Repeat the whole of the data, keeping every detail the same.

### Records for this task
######

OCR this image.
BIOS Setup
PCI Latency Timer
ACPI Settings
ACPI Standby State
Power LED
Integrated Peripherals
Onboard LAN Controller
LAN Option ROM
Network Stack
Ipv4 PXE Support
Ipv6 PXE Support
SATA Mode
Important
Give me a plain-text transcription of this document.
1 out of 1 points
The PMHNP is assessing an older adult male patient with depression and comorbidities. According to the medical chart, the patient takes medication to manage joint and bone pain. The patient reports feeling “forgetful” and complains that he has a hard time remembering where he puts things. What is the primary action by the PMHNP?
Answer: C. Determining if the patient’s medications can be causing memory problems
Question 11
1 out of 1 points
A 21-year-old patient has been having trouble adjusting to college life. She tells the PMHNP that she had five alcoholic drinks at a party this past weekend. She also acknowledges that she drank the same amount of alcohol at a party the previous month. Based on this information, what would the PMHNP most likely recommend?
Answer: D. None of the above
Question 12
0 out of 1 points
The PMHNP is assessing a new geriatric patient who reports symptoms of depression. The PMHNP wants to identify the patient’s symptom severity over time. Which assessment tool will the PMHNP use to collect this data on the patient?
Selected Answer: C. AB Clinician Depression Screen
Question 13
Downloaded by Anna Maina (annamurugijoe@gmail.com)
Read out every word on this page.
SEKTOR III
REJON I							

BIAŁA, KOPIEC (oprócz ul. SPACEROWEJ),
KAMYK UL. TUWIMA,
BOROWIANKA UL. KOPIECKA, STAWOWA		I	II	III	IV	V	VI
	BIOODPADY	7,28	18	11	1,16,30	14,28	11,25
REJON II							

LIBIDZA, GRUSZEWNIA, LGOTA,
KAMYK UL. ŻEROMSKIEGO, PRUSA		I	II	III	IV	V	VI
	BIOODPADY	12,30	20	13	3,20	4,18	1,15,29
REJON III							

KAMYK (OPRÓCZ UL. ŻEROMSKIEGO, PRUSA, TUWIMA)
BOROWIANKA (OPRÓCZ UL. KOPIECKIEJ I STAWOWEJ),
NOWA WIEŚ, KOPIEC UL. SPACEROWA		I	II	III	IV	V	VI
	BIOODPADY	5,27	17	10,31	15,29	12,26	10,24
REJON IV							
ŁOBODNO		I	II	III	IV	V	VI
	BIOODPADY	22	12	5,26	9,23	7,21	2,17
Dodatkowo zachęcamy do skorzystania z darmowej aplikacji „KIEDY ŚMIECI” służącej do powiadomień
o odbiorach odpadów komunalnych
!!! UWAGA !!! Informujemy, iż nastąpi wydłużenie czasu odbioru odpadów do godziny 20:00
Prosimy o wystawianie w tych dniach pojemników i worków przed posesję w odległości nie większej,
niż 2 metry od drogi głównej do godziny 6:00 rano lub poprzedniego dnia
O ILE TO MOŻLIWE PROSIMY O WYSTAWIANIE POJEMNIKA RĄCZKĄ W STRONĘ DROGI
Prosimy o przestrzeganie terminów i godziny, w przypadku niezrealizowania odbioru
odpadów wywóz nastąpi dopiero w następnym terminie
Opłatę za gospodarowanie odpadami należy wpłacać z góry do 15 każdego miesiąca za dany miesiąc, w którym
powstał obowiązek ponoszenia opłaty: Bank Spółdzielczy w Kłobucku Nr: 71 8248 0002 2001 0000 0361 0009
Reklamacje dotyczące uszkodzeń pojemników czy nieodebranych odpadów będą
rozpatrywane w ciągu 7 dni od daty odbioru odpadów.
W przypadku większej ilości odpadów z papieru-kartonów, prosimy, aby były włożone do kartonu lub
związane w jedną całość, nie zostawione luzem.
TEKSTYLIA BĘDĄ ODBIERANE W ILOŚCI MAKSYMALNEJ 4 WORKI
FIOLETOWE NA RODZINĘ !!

######

### Solution
OCR this image.
BIOS Setup
PCI Latency Timer
ACPI Settings
ACPI Standby State
Power LED
Integrated Peripherals
Onboard LAN Controller
LAN Option ROM
Network Stack
Ipv4 PXE Support
Ipv6 PXE Support
SATA Mode
Important
Give me a plain-text transcription of this document.
1 out of 1 points
The PMHNP is assessing an older adult male patient with depression and comorbidities. According to the medical chart, the patient takes medication to manage joint and bone pain. The patient reports feeling “forgetful” and complains that he has a hard time remembering where he puts things. What is the primary action by the PMHNP?
Answer: C. Determining if the patient’s medications can be causing memory problems
Question 11
1 out of 1 points
A 21-year-old patient has been having trouble adjusting to college life. She tells the PMHNP that she had five alcoholic drinks at a party this past weekend. She also acknowledges that she drank the same amount of alcohol at a party the previous month. Based on this information, what would the PMHNP most likely recommend?
Answer: D. None of the above
Question 12
0 out of 1 points
The PMHNP is assessing a new geriatric patient who reports symptoms of depression. The PMHNP wants to identify the patient’s symptom severity over time. Which assessment tool will the PMHNP use to collect this data on the patient?
Selected Answer: C. AB Clinician Depression Screen
Question 13
Downloaded by Anna Maina (annamurugijoe@gmail.com)
Read out every word on this page.
SEKTOR III
REJON I							

BIAŁA, KOPIEC (oprócz ul. SPACEROWEJ),
KAMYK UL. TUWIMA,
BOROWIANKA UL. KOPIECKA, STAWOWA		I	II	III	IV	V	VI
	BIOODPADY	7,28	18	11	1,16,30	14,28	11,25
REJON II							

LIBIDZA, GRUSZEWNIA, LGOTA,
KAMYK UL. ŻEROMSKIEGO, PRUSA		I	II	III	IV	V	VI
	BIOODPADY	12,30	20	13	3,20	4,18	1,15,29
REJON III							

KAMYK (OPRÓCZ UL. ŻEROMSKIEGO, PRUSA, TUWIMA)
BOROWIANKA (OPRÓCZ UL. KOPIECKIEJ I STAWOWEJ),
NOWA WIEŚ, KOPIEC UL. SPACEROWA		I	II	III	IV	V	VI
	BIOODPADY	5,27	17	10,31	15,29	12,26	10,24
REJON IV							
ŁOBODNO		I	II	III	IV	V	VI
	BIOODPADY	22	12	5,26	9,23	7,21	2,17
Dodatkowo zachęcamy do skorzystania z darmowej aplikacji „KIEDY ŚMIECI” służącej do powiadomień
o odbiorach odpadów komunalnych
!!! UWAGA !!! Informujemy, iż nastąpi wydłużenie czasu odbioru odpadów do godziny 20:00
Prosimy o wystawianie w tych dniach pojemników i worków przed posesję w odległości nie większej,
niż 2 metry od drogi głównej do godziny 6:00 rano lub poprzedniego dnia
O ILE TO MOŻLIWE PROSIMY O WYSTAWIANIE POJEMNIKA RĄCZKĄ W STRONĘ DROGI
Prosimy o przestrzeganie terminów i godziny, w przypadku niezrealizowania odbioru
odpadów wywóz nastąpi dopiero w następnym terminie
Opłatę za gospodarowanie odpadami należy wpłacać z góry do 15 każdego miesiąca za dany miesiąc, w którym
powstał obowiązek ponoszenia opłaty: Bank Spółdzielczy w Kłobucku Nr: 71 8248 0002 2001 0000 0361 0009
Reklamacje dotyczące uszkodzeń pojemników czy nieodebranych odpadów będą
rozpatrywane w ciągu 7 dni od daty odbioru odpadów.
W przypadku większej ilości odpadów z papieru-kartonów, prosimy, aby były włożone do kartonu lub
związane w jedną całość, nie zostawione luzem.
TEKSTYLIA BĘDĄ ODBIERANE W ILOŚCI MAKSYMALNEJ 4 WORKI
FIOLETOWE NA RODZINĘ !!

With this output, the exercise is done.